### Objective
Return every line of the records below verbatim, with no pictures in the copy.

### Rows
:::

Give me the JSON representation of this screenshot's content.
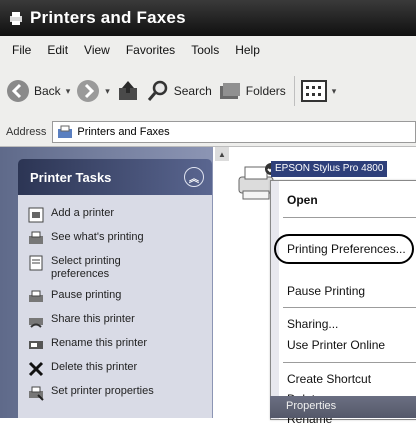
{
  "window": {
    "title": "Printers and Faxes"
  },
  "menubar": {
    "items": [
      "File",
      "Edit",
      "View",
      "Favorites",
      "Tools",
      "Help"
    ]
  },
  "toolbar": {
    "back_label": "Back",
    "search_label": "Search",
    "folders_label": "Folders"
  },
  "address": {
    "label": "Address",
    "value": "Printers and Faxes"
  },
  "taskpane": {
    "title": "Printer Tasks",
    "items": [
      {
        "label": "Add a printer",
        "icon": "add-printer-icon"
      },
      {
        "label": "See what's printing",
        "icon": "print-queue-icon"
      },
      {
        "label": "Select printing preferences",
        "icon": "document-icon"
      },
      {
        "label": "Pause printing",
        "icon": "pause-printer-icon"
      },
      {
        "label": "Share this printer",
        "icon": "share-printer-icon"
      },
      {
        "label": "Rename this printer",
        "icon": "rename-icon"
      },
      {
        "label": "Delete this printer",
        "icon": "delete-x-icon"
      },
      {
        "label": "Set printer properties",
        "icon": "properties-icon"
      }
    ]
  },
  "content": {
    "printer_name": "EPSON Stylus Pro 4800"
  },
  "context_menu": {
    "open": "Open",
    "printing_preferences": "Printing Preferences...",
    "pause_printing": "Pause Printing",
    "sharing": "Sharing...",
    "use_printer_online": "Use Printer Online",
    "create_shortcut": "Create Shortcut",
    "delete": "Delete",
    "rename": "Rename",
    "properties": "Properties"
  },
  "colors": {
    "titlebar": "#1a1a1a",
    "selection": "#2e3f7a",
    "taskpane_header": "#2c3554"
  }
}
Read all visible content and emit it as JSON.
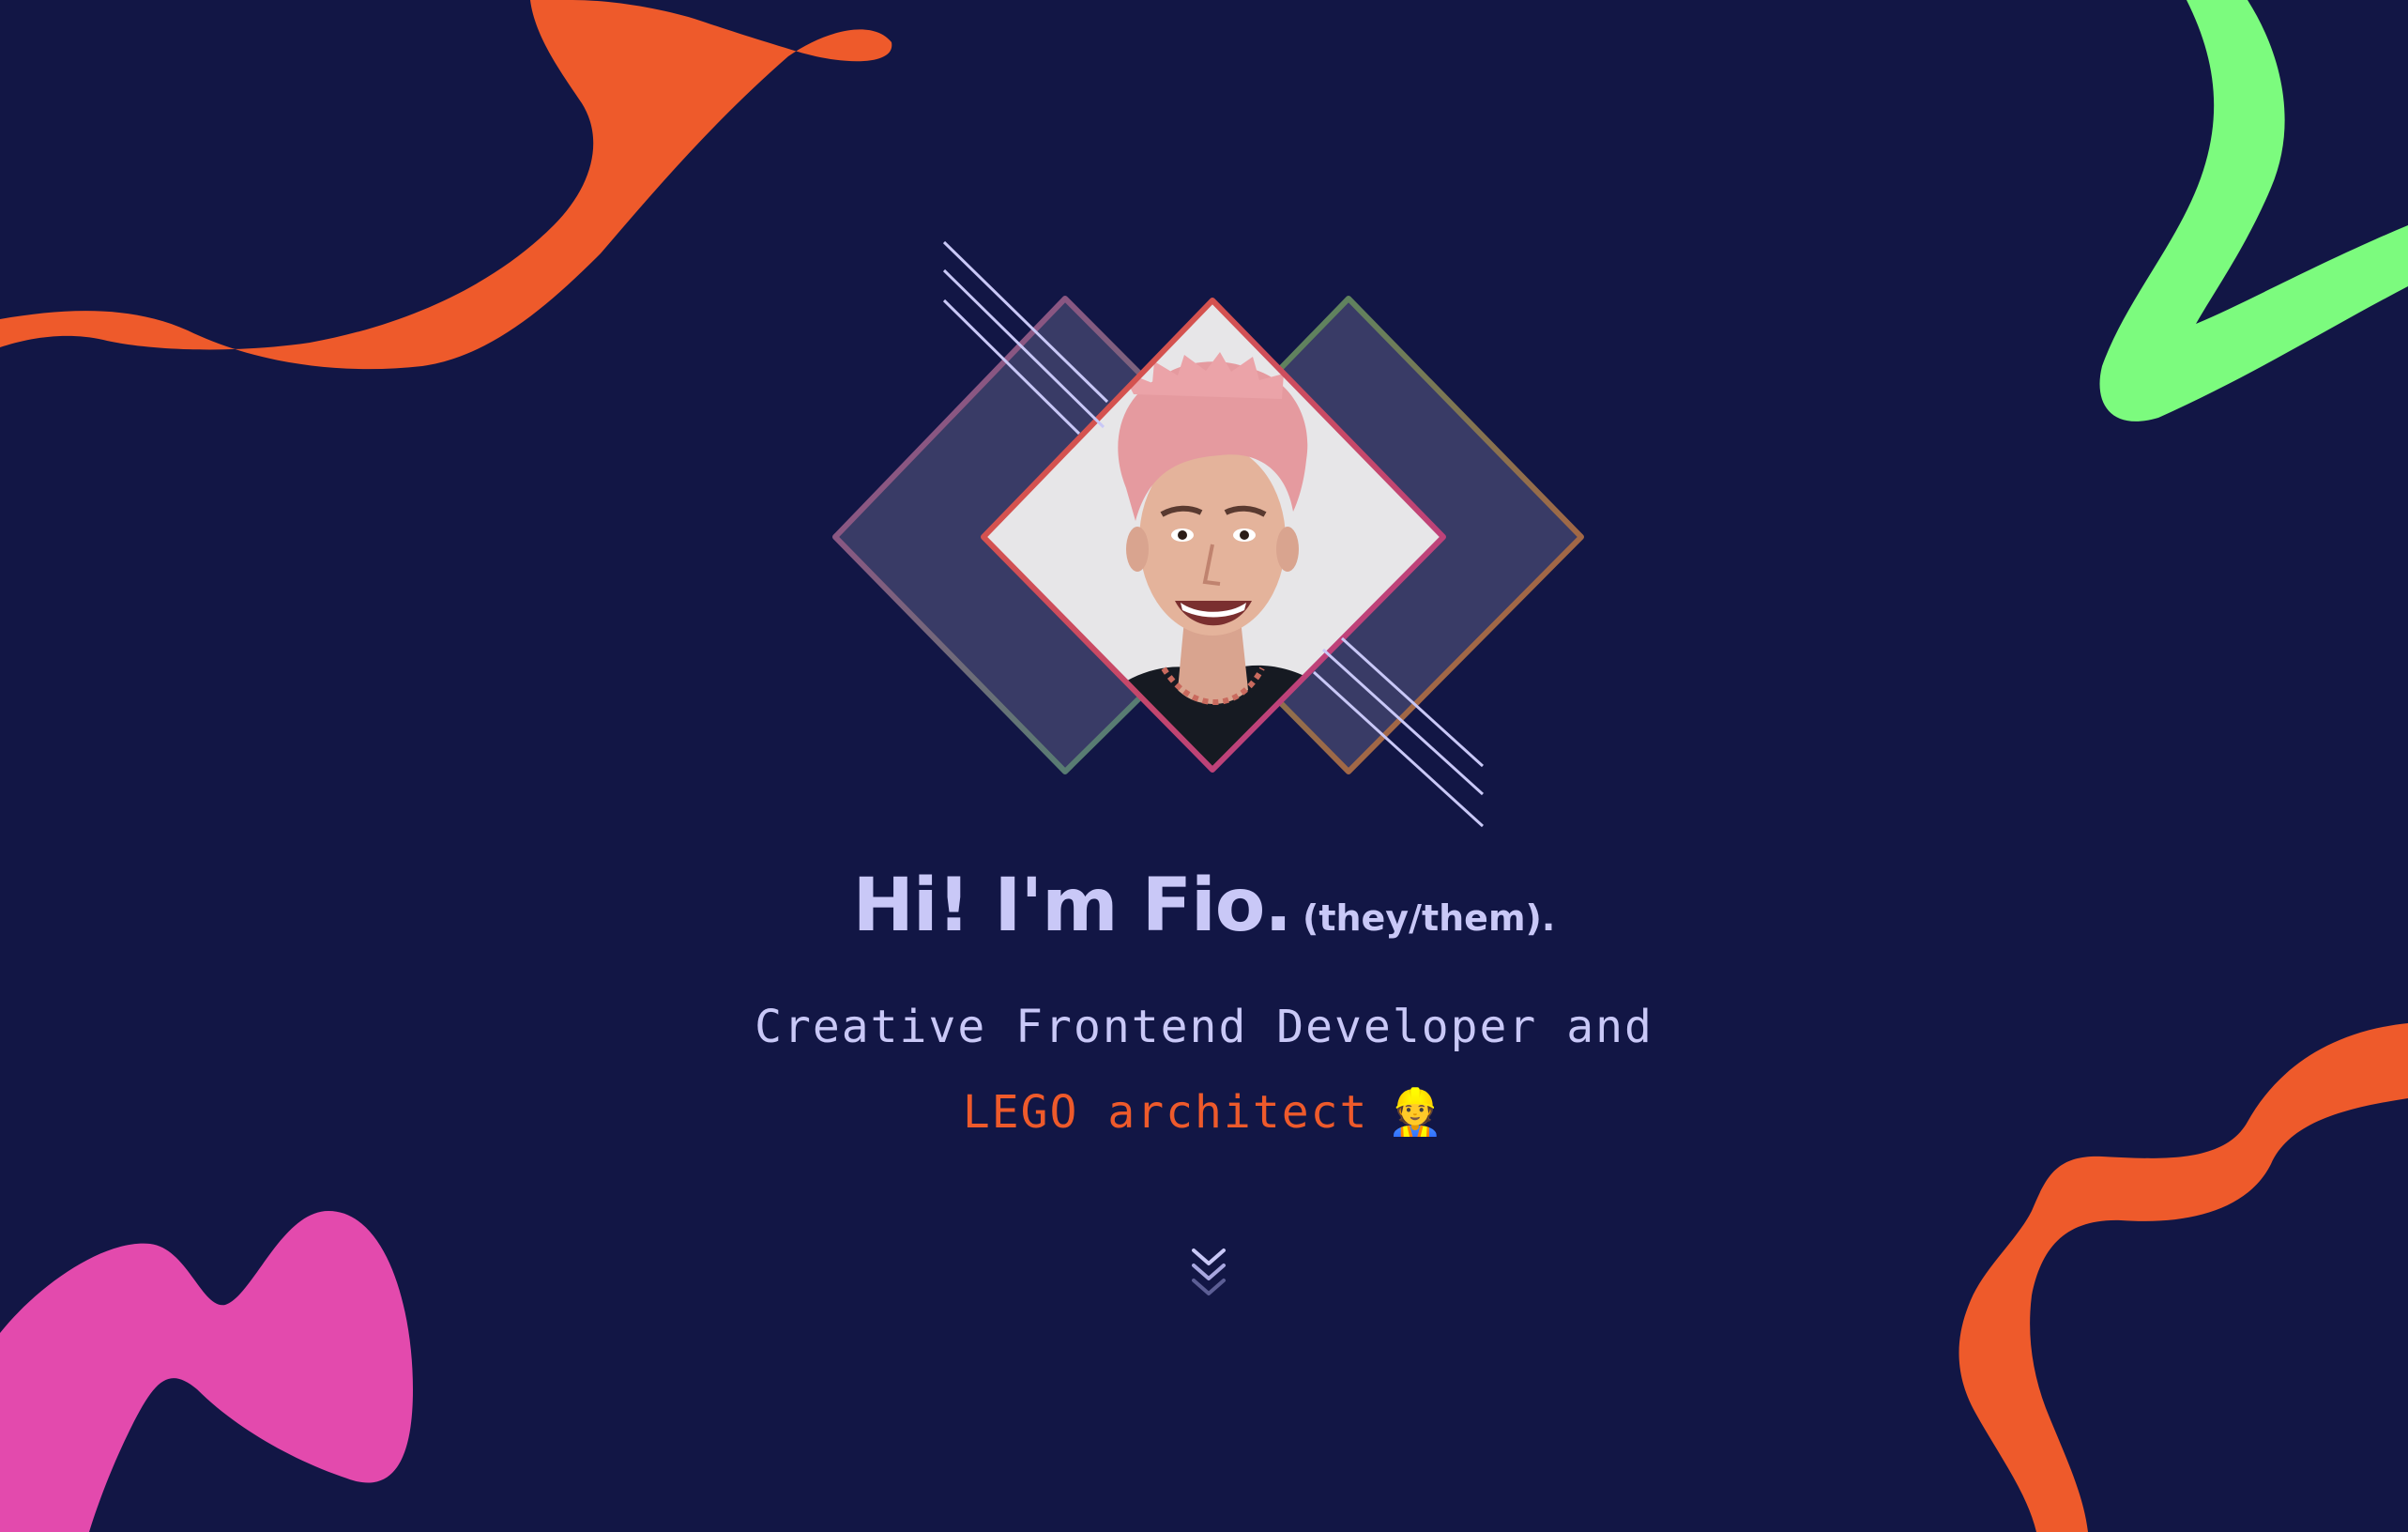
{
  "hero": {
    "greeting": "Hi! I'm Fio.",
    "pronouns": "(they/them).",
    "subtitle_line1": "Creative Frontend Developer and",
    "subtitle_highlight": "LEGO architect",
    "subtitle_emoji": "👷"
  },
  "icons": {
    "scroll_down": "chevrons-down-icon",
    "portrait": "profile-photo"
  },
  "colors": {
    "background": "#121645",
    "text": "#c9c8f7",
    "accent_orange": "#ee5a2b",
    "accent_green": "#7cfb7e",
    "accent_pink": "#e34aad",
    "diamond_fill": "#393b66"
  }
}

:::

### Answer to the exercise
Give me the JSON representation of this screenshot's content.
{
  "window": {
    "title": "Printers and Faxes"
  },
  "menubar": {
    "items": [
      "File",
      "Edit",
      "View",
      "Favorites",
      "Tools",
      "Help"
    ]
  },
  "toolbar": {
    "back_label": "Back",
    "search_label": "Search",
    "folders_label": "Folders"
  },
  "address": {
    "label": "Address",
    "value": "Printers and Faxes"
  },
  "taskpane": {
    "title": "Printer Tasks",
    "items": [
      {
        "label": "Add a printer",
        "icon": "add-printer-icon"
      },
      {
        "label": "See what's printing",
        "icon": "print-queue-icon"
      },
      {
        "label": "Select printing preferences",
        "icon": "document-icon"
      },
      {
        "label": "Pause printing",
        "icon": "pause-printer-icon"
      },
      {
        "label": "Share this printer",
        "icon": "share-printer-icon"
      },
      {
        "label": "Rename this printer",
        "icon": "rename-icon"
      },
      {
        "label": "Delete this printer",
        "icon": "delete-x-icon"
      },
      {
        "label": "Set printer properties",
        "icon": "properties-icon"
      }
    ]
  },
  "content": {
    "printer_name": "EPSON Stylus Pro 4800"
  },
  "context_menu": {
    "open": "Open",
    "printing_preferences": "Printing Preferences...",
    "pause_printing": "Pause Printing",
    "sharing": "Sharing...",
    "use_printer_online": "Use Printer Online",
    "create_shortcut": "Create Shortcut",
    "delete": "Delete",
    "rename": "Rename",
    "properties": "Properties"
  },
  "colors": {
    "titlebar": "#1a1a1a",
    "selection": "#2e3f7a",
    "taskpane_header": "#2c3554"
  }
}
Read all visible content and emit it as JSON.
{
  "hero": {
    "greeting": "Hi! I'm Fio.",
    "pronouns": "(they/them).",
    "subtitle_line1": "Creative Frontend Developer and",
    "subtitle_highlight": "LEGO architect",
    "subtitle_emoji": "👷"
  },
  "icons": {
    "scroll_down": "chevrons-down-icon",
    "portrait": "profile-photo"
  },
  "colors": {
    "background": "#121645",
    "text": "#c9c8f7",
    "accent_orange": "#ee5a2b",
    "accent_green": "#7cfb7e",
    "accent_pink": "#e34aad",
    "diamond_fill": "#393b66"
  }
}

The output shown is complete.